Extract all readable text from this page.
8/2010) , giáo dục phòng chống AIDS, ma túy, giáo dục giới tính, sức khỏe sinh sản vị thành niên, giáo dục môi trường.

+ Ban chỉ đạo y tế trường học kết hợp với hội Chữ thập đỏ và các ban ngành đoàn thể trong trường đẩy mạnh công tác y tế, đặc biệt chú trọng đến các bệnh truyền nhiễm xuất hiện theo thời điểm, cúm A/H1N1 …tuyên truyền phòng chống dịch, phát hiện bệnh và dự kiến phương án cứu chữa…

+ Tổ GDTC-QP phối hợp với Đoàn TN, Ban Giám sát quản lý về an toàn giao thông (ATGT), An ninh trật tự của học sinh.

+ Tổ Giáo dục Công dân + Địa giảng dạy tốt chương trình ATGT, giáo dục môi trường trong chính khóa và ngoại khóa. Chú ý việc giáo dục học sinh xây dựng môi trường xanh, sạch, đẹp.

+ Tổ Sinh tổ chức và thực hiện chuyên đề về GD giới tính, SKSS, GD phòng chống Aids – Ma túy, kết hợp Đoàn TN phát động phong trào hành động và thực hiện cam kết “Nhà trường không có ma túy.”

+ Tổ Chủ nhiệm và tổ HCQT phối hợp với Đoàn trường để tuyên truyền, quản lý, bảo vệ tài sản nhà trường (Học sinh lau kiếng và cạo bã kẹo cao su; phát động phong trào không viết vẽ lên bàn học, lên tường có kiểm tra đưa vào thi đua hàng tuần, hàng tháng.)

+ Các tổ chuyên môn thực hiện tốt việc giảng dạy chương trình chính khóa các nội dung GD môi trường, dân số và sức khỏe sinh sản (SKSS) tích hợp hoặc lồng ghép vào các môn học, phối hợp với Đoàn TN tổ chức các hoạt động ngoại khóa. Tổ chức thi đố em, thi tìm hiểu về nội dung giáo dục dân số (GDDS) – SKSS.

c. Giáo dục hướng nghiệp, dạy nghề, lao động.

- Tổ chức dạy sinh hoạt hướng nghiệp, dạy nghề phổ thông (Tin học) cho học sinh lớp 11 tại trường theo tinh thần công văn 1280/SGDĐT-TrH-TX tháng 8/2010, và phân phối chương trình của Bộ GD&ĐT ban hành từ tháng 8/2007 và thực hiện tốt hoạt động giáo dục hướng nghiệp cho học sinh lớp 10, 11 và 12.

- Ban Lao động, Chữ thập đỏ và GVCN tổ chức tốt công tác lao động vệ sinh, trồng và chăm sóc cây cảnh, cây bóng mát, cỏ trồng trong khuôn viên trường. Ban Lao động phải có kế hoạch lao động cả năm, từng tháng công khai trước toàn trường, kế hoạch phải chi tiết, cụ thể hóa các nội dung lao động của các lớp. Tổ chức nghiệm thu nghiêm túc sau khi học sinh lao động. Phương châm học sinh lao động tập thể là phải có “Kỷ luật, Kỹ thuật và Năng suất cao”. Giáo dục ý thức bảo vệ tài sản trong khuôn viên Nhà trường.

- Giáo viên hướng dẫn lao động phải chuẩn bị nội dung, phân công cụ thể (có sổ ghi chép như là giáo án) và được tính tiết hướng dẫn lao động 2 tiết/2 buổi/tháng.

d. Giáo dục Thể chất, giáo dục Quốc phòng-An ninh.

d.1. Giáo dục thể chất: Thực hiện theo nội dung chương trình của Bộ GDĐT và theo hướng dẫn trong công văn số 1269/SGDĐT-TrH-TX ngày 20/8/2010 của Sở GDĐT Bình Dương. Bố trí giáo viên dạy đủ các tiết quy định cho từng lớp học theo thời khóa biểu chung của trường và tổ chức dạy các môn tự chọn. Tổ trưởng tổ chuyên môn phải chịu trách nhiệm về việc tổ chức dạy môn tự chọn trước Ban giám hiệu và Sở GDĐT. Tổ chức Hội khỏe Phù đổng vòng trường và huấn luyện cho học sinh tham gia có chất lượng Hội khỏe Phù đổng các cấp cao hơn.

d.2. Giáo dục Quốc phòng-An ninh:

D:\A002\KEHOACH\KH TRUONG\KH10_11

# Directions
Search the listing above for the string "phân". Copy every line that contains it.

# Response to this task
- Tổ chức dạy sinh hoạt hướng nghiệp, dạy nghề phổ thông (Tin học) cho học sinh lớp 11 tại trường theo tinh thần công văn 1280/SGDĐT-TrH-TX tháng 8/2010, và phân phối chương trình của Bộ GD&ĐT ban hành từ tháng 8/2007 và thực hiện tốt hoạt động giáo dục hướng nghiệp cho học sinh lớp 10, 11 và 12.
- Giáo viên hướng dẫn lao động phải chuẩn bị nội dung, phân công cụ thể (có sổ ghi chép như là giáo án) và được tính tiết hướng dẫn lao động 2 tiết/2 buổi/tháng.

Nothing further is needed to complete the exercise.